> **Task to complete**: Count only the lines of the records that hold "Show", then give the number without any other words.

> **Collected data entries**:
--------------------------------
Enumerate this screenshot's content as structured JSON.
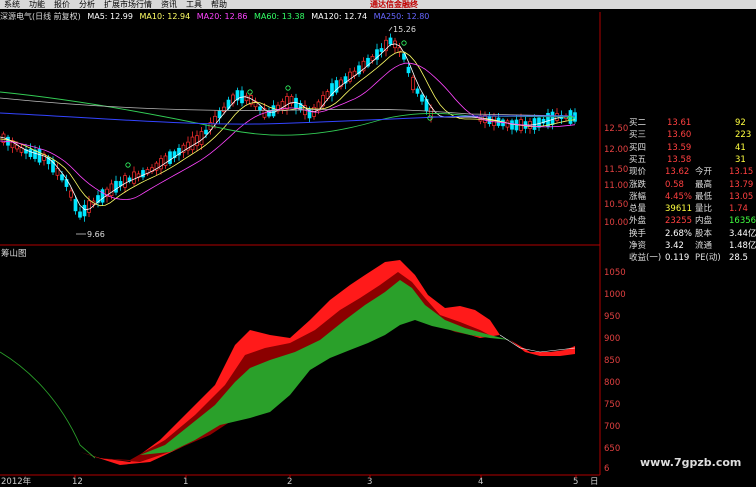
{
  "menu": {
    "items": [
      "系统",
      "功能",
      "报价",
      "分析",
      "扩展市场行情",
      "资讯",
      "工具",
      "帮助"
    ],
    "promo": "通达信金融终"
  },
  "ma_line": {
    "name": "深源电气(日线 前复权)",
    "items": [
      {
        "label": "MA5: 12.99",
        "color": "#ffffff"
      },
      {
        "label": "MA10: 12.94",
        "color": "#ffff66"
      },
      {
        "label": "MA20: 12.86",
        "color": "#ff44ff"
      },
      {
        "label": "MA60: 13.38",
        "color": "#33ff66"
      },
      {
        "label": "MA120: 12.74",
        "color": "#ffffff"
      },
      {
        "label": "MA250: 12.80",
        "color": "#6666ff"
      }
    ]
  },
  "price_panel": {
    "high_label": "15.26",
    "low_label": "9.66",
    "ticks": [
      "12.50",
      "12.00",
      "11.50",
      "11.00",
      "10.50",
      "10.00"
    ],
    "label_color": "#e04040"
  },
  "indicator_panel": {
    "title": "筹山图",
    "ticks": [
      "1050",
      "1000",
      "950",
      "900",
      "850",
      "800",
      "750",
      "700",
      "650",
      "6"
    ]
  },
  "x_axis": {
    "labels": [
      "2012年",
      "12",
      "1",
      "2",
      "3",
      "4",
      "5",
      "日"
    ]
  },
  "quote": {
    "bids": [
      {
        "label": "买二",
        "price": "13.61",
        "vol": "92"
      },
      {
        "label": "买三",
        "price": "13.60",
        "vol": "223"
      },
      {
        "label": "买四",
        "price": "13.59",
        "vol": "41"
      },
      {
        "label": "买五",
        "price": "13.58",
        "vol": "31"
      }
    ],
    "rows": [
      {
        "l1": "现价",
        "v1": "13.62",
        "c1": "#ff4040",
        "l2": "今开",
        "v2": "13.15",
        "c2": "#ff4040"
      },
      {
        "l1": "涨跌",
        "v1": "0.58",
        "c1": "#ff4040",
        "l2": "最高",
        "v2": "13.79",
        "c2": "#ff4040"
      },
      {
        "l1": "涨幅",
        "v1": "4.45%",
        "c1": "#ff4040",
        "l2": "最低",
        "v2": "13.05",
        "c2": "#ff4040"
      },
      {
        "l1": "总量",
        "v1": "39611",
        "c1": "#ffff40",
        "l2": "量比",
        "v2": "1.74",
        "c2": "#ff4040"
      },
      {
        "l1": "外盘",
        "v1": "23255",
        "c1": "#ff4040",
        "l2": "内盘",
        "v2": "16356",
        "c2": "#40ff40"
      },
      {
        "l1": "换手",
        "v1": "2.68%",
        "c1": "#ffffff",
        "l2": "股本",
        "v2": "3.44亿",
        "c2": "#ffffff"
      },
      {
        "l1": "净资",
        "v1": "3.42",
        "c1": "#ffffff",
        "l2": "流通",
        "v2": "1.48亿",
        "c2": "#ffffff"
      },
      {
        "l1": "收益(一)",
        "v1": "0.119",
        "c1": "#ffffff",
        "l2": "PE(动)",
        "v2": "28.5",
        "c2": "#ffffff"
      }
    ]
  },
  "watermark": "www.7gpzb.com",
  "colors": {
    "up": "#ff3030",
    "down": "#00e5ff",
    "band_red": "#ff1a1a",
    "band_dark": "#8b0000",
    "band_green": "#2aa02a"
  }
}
--------------------------------
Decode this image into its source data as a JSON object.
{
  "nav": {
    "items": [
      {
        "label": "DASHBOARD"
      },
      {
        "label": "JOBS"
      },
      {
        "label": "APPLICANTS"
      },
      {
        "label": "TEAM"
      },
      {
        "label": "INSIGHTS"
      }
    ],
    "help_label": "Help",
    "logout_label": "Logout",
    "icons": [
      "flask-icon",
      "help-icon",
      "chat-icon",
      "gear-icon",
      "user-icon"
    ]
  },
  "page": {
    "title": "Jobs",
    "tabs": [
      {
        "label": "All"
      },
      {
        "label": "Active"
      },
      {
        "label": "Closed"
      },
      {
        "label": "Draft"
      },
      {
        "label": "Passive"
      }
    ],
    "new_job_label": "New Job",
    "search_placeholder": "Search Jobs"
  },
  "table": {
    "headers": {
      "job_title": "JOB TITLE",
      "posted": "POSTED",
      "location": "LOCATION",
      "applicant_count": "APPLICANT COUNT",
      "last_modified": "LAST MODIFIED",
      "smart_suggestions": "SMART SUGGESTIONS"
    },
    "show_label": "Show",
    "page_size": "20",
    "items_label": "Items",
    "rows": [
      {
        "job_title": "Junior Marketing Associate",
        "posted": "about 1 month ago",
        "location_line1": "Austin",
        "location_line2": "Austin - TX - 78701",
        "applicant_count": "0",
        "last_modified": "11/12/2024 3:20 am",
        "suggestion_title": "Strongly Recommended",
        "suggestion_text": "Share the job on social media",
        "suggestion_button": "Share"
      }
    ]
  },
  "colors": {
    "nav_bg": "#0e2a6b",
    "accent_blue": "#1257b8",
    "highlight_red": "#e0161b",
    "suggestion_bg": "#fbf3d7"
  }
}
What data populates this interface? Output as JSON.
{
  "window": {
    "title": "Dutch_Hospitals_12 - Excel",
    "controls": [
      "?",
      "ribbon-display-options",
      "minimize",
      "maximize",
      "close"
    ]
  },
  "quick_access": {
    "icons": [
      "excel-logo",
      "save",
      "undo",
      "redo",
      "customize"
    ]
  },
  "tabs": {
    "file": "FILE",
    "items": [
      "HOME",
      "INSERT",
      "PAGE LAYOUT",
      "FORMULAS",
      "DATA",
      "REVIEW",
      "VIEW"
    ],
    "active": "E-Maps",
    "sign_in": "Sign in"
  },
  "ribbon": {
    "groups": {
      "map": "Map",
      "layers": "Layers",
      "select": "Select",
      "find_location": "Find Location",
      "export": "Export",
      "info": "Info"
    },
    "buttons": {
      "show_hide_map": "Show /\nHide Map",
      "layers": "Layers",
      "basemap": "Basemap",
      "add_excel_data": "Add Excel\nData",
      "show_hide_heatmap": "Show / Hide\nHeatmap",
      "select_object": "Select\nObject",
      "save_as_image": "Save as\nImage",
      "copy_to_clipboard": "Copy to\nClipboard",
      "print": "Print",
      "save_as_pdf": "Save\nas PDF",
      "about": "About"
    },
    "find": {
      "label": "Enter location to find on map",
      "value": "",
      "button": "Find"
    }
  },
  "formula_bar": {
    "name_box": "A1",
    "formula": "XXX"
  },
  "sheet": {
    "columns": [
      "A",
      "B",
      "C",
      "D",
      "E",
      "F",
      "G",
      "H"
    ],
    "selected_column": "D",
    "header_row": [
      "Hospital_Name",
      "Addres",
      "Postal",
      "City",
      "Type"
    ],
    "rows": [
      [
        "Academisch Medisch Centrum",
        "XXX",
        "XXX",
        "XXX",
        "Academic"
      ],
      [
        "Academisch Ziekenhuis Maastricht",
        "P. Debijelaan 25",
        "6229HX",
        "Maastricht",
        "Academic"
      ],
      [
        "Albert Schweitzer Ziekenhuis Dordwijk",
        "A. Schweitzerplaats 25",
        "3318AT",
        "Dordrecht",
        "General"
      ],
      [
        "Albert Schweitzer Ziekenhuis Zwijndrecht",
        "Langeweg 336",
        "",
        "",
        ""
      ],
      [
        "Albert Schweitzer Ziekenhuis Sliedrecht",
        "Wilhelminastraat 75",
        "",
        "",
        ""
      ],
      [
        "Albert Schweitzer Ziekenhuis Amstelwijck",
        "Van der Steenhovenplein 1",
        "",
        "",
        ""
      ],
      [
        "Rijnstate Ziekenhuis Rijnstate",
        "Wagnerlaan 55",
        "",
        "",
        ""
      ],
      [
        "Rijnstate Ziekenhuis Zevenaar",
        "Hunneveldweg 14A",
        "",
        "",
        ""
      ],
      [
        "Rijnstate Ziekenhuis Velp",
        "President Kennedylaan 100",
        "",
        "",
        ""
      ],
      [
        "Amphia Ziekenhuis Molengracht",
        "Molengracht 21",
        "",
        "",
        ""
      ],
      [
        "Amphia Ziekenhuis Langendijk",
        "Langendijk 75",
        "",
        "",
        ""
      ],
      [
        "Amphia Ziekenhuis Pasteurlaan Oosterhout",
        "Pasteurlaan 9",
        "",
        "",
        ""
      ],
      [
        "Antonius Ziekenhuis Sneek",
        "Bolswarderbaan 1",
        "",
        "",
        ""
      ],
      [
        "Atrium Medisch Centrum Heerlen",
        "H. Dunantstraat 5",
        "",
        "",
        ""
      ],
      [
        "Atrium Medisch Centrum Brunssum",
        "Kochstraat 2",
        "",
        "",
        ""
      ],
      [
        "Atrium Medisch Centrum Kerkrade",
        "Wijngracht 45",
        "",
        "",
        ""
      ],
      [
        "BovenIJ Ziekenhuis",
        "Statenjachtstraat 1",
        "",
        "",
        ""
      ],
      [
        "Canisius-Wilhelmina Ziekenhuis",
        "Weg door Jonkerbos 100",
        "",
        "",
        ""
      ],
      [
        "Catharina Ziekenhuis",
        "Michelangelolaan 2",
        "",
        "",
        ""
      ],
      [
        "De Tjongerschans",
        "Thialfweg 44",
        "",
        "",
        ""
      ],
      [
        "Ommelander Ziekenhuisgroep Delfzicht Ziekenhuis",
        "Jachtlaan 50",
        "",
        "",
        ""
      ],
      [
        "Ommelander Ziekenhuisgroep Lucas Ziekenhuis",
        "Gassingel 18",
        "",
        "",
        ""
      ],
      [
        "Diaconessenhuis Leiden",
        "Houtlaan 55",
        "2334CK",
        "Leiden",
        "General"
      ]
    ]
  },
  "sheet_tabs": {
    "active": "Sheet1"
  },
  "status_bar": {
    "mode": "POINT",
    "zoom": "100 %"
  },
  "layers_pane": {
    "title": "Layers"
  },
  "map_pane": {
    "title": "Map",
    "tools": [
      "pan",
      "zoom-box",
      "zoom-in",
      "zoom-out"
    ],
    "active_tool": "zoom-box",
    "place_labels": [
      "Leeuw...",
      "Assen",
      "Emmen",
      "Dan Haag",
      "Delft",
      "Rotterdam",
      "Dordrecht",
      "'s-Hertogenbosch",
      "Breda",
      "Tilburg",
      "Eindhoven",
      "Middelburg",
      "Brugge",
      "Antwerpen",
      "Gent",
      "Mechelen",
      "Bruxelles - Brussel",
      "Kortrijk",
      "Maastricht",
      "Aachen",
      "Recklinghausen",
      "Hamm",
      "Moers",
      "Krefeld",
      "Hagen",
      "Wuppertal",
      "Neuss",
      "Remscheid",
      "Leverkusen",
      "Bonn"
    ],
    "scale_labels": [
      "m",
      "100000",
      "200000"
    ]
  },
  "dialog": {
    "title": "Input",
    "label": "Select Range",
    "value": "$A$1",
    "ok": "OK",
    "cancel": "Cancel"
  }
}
--------------------------------
> **Response to this task**: 3